# Goal
Write out every single entry exactly.
:: Task data ::
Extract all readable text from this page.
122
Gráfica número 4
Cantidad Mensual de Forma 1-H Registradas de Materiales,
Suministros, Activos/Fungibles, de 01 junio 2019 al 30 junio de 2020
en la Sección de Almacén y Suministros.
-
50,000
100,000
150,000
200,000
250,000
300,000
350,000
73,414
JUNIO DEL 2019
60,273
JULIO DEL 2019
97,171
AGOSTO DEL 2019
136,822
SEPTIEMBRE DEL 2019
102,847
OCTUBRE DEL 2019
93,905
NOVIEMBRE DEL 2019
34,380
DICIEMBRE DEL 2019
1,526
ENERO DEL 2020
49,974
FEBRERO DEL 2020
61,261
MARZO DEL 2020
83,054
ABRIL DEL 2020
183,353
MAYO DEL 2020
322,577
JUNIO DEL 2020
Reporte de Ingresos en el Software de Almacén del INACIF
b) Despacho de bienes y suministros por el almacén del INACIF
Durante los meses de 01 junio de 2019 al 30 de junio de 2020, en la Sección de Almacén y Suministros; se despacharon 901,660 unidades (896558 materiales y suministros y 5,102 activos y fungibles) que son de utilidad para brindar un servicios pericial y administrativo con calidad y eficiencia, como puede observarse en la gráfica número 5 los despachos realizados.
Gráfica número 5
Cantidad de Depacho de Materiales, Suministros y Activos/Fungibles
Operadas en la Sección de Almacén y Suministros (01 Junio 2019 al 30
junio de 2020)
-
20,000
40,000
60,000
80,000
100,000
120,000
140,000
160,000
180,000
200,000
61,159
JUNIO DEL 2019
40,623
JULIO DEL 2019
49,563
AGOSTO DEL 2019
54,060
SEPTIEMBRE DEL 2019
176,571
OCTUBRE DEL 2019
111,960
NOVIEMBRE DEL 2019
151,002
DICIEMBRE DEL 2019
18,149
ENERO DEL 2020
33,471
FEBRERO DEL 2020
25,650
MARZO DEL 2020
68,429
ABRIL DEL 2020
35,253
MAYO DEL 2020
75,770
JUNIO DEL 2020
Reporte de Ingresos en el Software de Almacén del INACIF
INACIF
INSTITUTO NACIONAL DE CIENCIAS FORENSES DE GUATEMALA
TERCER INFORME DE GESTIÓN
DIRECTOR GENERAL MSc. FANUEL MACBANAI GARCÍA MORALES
:::
# Task result
Extract all readable text from this page.
122
Gráfica número 4
Cantidad Mensual de Forma 1-H Registradas de Materiales,
Suministros, Activos/Fungibles, de 01 junio 2019 al 30 junio de 2020
en la Sección de Almacén y Suministros.
-
50,000
100,000
150,000
200,000
250,000
300,000
350,000
73,414
JUNIO DEL 2019
60,273
JULIO DEL 2019
97,171
AGOSTO DEL 2019
136,822
SEPTIEMBRE DEL 2019
102,847
OCTUBRE DEL 2019
93,905
NOVIEMBRE DEL 2019
34,380
DICIEMBRE DEL 2019
1,526
ENERO DEL 2020
49,974
FEBRERO DEL 2020
61,261
MARZO DEL 2020
83,054
ABRIL DEL 2020
183,353
MAYO DEL 2020
322,577
JUNIO DEL 2020
Reporte de Ingresos en el Software de Almacén del INACIF
b) Despacho de bienes y suministros por el almacén del INACIF
Durante los meses de 01 junio de 2019 al 30 de junio de 2020, en la Sección de Almacén y Suministros; se despacharon 901,660 unidades (896558 materiales y suministros y 5,102 activos y fungibles) que son de utilidad para brindar un servicios pericial y administrativo con calidad y eficiencia, como puede observarse en la gráfica número 5 los despachos realizados.
Gráfica número 5
Cantidad de Depacho de Materiales, Suministros y Activos/Fungibles
Operadas en la Sección de Almacén y Suministros (01 Junio 2019 al 30
junio de 2020)
-
20,000
40,000
60,000
80,000
100,000
120,000
140,000
160,000
180,000
200,000
61,159
JUNIO DEL 2019
40,623
JULIO DEL 2019
49,563
AGOSTO DEL 2019
54,060
SEPTIEMBRE DEL 2019
176,571
OCTUBRE DEL 2019
111,960
NOVIEMBRE DEL 2019
151,002
DICIEMBRE DEL 2019
18,149
ENERO DEL 2020
33,471
FEBRERO DEL 2020
25,650
MARZO DEL 2020
68,429
ABRIL DEL 2020
35,253
MAYO DEL 2020
75,770
JUNIO DEL 2020
Reporte de Ingresos en el Software de Almacén del INACIF
INACIF
INSTITUTO NACIONAL DE CIENCIAS FORENSES DE GUATEMALA
TERCER INFORME DE GESTIÓN
DIRECTOR GENERAL MSc. FANUEL MACBANAI GARCÍA MORALES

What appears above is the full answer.